(Dataset entries)
[START]

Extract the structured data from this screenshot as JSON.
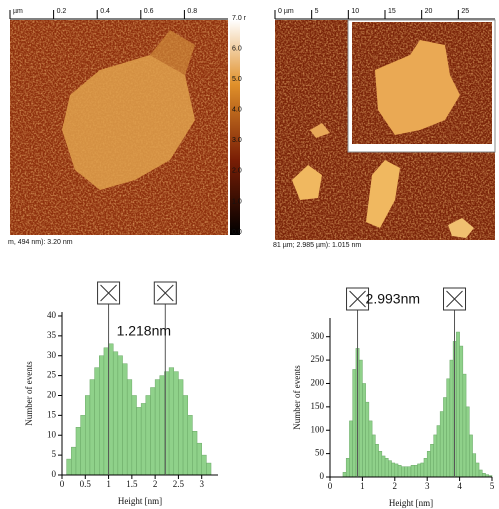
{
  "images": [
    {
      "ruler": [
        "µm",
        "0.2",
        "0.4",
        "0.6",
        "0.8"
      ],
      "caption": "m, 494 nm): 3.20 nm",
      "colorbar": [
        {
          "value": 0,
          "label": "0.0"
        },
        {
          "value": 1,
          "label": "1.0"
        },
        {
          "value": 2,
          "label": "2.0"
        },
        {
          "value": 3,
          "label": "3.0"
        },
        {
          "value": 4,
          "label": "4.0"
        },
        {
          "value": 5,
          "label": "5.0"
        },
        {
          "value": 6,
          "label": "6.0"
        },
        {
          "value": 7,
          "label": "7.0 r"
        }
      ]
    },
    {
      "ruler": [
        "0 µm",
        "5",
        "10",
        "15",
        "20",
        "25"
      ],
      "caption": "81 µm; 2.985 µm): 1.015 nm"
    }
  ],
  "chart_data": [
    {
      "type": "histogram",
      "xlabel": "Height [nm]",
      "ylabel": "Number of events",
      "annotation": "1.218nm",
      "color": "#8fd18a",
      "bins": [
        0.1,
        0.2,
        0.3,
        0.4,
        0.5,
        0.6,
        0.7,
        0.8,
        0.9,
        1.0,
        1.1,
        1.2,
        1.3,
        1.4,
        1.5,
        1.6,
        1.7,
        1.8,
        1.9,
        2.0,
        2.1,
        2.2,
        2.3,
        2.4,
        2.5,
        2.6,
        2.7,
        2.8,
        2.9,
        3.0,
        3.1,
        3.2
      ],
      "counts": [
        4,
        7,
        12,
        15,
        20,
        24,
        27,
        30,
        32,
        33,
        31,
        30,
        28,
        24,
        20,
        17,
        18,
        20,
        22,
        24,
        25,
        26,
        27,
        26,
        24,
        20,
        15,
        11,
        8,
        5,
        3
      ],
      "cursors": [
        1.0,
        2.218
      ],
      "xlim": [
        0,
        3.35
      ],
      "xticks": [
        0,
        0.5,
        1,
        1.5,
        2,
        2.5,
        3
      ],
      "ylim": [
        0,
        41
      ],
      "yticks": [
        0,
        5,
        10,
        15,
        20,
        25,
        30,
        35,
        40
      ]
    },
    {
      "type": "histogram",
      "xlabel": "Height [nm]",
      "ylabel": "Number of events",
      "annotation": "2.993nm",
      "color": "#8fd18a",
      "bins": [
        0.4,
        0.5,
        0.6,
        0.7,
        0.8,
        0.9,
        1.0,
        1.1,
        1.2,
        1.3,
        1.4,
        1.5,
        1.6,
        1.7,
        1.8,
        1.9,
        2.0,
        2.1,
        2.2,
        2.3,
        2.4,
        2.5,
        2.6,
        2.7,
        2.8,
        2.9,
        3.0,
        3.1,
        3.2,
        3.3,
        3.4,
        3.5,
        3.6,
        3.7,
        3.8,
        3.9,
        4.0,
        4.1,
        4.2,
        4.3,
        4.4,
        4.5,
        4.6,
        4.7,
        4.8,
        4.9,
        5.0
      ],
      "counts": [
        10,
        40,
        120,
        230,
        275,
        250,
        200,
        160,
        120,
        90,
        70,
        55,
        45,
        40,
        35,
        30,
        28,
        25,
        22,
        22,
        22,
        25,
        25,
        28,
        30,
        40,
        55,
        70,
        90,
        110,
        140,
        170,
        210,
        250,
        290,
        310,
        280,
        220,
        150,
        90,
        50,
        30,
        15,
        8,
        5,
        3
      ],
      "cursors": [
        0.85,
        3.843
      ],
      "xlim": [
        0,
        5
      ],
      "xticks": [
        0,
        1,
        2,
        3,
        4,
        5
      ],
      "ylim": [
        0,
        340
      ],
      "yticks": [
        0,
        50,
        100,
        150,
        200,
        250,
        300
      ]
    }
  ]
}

[END]

Leave out the pictures and transcribe the entries above exactly.

Solution to this exercise:
Extract the structured data from this screenshot as JSON.
{
  "images": [
    {
      "ruler": [
        "µm",
        "0.2",
        "0.4",
        "0.6",
        "0.8"
      ],
      "caption": "m, 494 nm): 3.20 nm",
      "colorbar": [
        {
          "value": 0,
          "label": "0.0"
        },
        {
          "value": 1,
          "label": "1.0"
        },
        {
          "value": 2,
          "label": "2.0"
        },
        {
          "value": 3,
          "label": "3.0"
        },
        {
          "value": 4,
          "label": "4.0"
        },
        {
          "value": 5,
          "label": "5.0"
        },
        {
          "value": 6,
          "label": "6.0"
        },
        {
          "value": 7,
          "label": "7.0 r"
        }
      ]
    },
    {
      "ruler": [
        "0 µm",
        "5",
        "10",
        "15",
        "20",
        "25"
      ],
      "caption": "81 µm; 2.985 µm): 1.015 nm"
    }
  ],
  "chart_data": [
    {
      "type": "histogram",
      "xlabel": "Height [nm]",
      "ylabel": "Number of events",
      "annotation": "1.218nm",
      "color": "#8fd18a",
      "bins": [
        0.1,
        0.2,
        0.3,
        0.4,
        0.5,
        0.6,
        0.7,
        0.8,
        0.9,
        1.0,
        1.1,
        1.2,
        1.3,
        1.4,
        1.5,
        1.6,
        1.7,
        1.8,
        1.9,
        2.0,
        2.1,
        2.2,
        2.3,
        2.4,
        2.5,
        2.6,
        2.7,
        2.8,
        2.9,
        3.0,
        3.1,
        3.2
      ],
      "counts": [
        4,
        7,
        12,
        15,
        20,
        24,
        27,
        30,
        32,
        33,
        31,
        30,
        28,
        24,
        20,
        17,
        18,
        20,
        22,
        24,
        25,
        26,
        27,
        26,
        24,
        20,
        15,
        11,
        8,
        5,
        3
      ],
      "cursors": [
        1.0,
        2.218
      ],
      "xlim": [
        0,
        3.35
      ],
      "xticks": [
        0,
        0.5,
        1,
        1.5,
        2,
        2.5,
        3
      ],
      "ylim": [
        0,
        41
      ],
      "yticks": [
        0,
        5,
        10,
        15,
        20,
        25,
        30,
        35,
        40
      ]
    },
    {
      "type": "histogram",
      "xlabel": "Height [nm]",
      "ylabel": "Number of events",
      "annotation": "2.993nm",
      "color": "#8fd18a",
      "bins": [
        0.4,
        0.5,
        0.6,
        0.7,
        0.8,
        0.9,
        1.0,
        1.1,
        1.2,
        1.3,
        1.4,
        1.5,
        1.6,
        1.7,
        1.8,
        1.9,
        2.0,
        2.1,
        2.2,
        2.3,
        2.4,
        2.5,
        2.6,
        2.7,
        2.8,
        2.9,
        3.0,
        3.1,
        3.2,
        3.3,
        3.4,
        3.5,
        3.6,
        3.7,
        3.8,
        3.9,
        4.0,
        4.1,
        4.2,
        4.3,
        4.4,
        4.5,
        4.6,
        4.7,
        4.8,
        4.9,
        5.0
      ],
      "counts": [
        10,
        40,
        120,
        230,
        275,
        250,
        200,
        160,
        120,
        90,
        70,
        55,
        45,
        40,
        35,
        30,
        28,
        25,
        22,
        22,
        22,
        25,
        25,
        28,
        30,
        40,
        55,
        70,
        90,
        110,
        140,
        170,
        210,
        250,
        290,
        310,
        280,
        220,
        150,
        90,
        50,
        30,
        15,
        8,
        5,
        3
      ],
      "cursors": [
        0.85,
        3.843
      ],
      "xlim": [
        0,
        5
      ],
      "xticks": [
        0,
        1,
        2,
        3,
        4,
        5
      ],
      "ylim": [
        0,
        340
      ],
      "yticks": [
        0,
        50,
        100,
        150,
        200,
        250,
        300
      ]
    }
  ]
}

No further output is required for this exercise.